■ Your instructions
Return, word for word, the rows from the first one below through the line containing "y-tick-label: 0 [57, 704, 68, 724]", including that line.

■ Record excerpts

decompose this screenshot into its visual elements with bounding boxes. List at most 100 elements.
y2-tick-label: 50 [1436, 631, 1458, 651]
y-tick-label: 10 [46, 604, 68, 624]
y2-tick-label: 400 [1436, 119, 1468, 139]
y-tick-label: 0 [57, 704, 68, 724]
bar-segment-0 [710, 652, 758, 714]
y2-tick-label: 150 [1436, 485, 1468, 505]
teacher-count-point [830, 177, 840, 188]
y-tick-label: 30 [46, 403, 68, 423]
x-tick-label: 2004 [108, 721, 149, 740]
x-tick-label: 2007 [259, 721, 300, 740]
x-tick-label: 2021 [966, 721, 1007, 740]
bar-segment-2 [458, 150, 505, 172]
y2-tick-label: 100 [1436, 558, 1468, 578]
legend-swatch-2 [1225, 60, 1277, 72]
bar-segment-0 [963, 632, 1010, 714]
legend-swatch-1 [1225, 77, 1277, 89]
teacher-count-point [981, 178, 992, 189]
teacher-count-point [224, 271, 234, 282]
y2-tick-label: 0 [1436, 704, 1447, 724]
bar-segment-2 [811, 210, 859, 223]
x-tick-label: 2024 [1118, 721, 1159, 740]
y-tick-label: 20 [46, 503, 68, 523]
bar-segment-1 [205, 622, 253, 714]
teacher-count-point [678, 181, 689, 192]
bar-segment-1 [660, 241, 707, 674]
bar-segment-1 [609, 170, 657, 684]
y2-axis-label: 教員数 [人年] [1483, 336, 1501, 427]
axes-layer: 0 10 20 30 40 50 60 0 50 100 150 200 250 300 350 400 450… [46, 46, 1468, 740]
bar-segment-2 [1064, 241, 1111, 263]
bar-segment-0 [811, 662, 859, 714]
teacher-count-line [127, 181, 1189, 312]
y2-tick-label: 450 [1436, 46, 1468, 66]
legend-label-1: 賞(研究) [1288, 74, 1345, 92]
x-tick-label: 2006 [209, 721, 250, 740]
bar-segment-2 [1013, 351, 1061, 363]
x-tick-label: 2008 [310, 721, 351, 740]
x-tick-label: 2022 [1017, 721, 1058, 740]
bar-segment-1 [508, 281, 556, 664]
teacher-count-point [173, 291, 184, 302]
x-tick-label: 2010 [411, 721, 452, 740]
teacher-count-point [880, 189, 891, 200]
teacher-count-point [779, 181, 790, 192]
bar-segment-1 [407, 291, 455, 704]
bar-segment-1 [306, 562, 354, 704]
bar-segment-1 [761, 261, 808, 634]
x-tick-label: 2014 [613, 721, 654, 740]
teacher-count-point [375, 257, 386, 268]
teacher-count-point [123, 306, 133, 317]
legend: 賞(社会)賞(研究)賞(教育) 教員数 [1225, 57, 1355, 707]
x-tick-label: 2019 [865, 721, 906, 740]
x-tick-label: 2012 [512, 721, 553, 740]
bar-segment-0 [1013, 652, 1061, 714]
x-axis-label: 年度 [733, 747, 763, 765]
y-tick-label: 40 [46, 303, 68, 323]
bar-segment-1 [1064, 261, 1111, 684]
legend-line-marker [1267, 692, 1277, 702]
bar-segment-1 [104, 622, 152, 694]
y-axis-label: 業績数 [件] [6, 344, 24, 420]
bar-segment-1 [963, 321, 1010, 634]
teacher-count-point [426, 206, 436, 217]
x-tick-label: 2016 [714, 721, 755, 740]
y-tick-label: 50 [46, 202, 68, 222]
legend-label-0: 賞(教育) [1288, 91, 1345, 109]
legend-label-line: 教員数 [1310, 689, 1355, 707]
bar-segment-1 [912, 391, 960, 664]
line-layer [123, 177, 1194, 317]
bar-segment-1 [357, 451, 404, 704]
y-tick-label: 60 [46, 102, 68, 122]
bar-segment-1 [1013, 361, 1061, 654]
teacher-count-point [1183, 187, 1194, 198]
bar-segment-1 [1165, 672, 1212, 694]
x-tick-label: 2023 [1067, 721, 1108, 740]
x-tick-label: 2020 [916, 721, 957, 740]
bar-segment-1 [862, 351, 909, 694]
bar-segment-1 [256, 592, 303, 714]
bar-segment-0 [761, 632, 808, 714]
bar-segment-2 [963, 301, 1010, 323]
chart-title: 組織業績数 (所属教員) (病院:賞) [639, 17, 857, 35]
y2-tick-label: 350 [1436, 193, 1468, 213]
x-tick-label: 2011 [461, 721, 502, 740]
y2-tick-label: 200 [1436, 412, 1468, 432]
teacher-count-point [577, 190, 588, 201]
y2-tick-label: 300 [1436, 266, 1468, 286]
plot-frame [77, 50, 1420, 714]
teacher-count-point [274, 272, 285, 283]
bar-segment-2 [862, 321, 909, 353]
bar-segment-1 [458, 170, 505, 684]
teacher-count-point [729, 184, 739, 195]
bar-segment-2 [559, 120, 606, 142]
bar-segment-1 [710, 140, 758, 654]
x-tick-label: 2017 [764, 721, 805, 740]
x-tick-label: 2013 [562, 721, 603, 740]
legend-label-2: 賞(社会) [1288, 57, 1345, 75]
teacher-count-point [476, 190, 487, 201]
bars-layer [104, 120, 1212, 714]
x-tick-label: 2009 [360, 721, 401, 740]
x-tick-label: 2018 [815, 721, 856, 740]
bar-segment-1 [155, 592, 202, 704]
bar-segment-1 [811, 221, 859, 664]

■ Exercise answer
decompose this screenshot into its visual elements with bounding boxes. List at most 100 elements.
y2-tick-label: 50 [1436, 631, 1458, 651]
y-tick-label: 10 [46, 604, 68, 624]
y2-tick-label: 400 [1436, 119, 1468, 139]
y-tick-label: 0 [57, 704, 68, 724]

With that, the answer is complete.